*Given task*.
Count lines, not occurrences: give the number of lines holding the word "internal", and nothing besides.

*Entries*.
## START

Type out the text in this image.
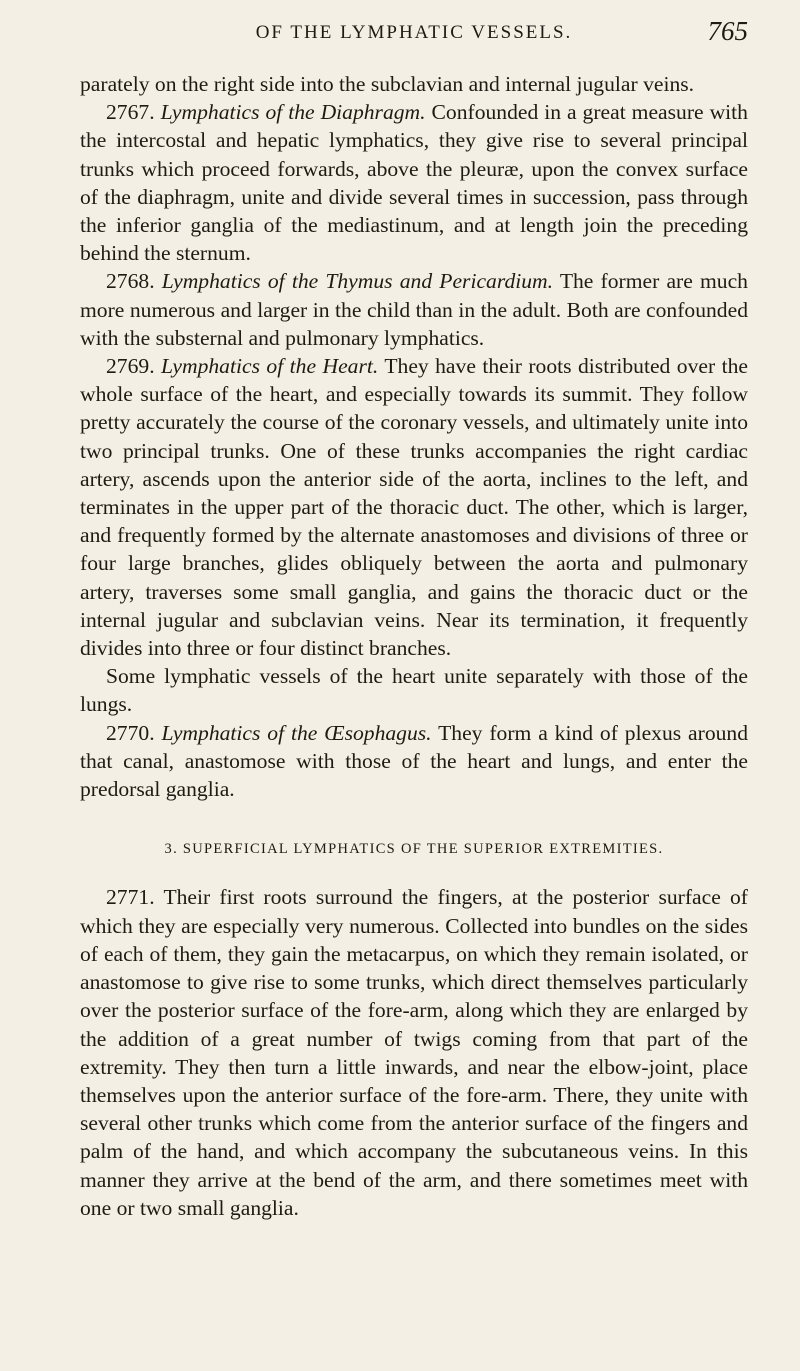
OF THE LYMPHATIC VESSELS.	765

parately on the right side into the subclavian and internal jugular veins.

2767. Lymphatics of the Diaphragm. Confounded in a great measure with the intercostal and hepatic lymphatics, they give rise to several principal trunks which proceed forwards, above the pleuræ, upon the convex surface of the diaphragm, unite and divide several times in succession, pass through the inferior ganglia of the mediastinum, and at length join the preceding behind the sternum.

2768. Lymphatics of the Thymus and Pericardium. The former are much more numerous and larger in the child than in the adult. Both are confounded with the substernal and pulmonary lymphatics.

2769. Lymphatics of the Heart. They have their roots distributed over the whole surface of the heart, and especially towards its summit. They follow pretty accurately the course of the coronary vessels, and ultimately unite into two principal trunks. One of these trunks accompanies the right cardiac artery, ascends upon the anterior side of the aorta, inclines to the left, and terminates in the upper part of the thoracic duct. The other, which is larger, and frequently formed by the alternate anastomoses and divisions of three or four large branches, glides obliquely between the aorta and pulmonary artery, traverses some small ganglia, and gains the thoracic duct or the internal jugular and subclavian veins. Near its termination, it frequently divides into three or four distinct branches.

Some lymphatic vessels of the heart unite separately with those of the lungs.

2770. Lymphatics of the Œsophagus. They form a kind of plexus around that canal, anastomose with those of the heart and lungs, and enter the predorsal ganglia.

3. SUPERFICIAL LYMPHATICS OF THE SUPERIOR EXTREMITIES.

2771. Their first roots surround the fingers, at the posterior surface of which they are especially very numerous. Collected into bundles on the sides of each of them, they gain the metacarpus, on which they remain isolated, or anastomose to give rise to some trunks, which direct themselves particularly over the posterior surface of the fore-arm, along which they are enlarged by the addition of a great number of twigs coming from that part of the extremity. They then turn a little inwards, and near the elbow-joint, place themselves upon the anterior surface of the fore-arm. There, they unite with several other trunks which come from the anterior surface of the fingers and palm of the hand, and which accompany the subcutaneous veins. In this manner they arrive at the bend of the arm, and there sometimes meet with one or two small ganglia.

## END

*Result for this task*.
2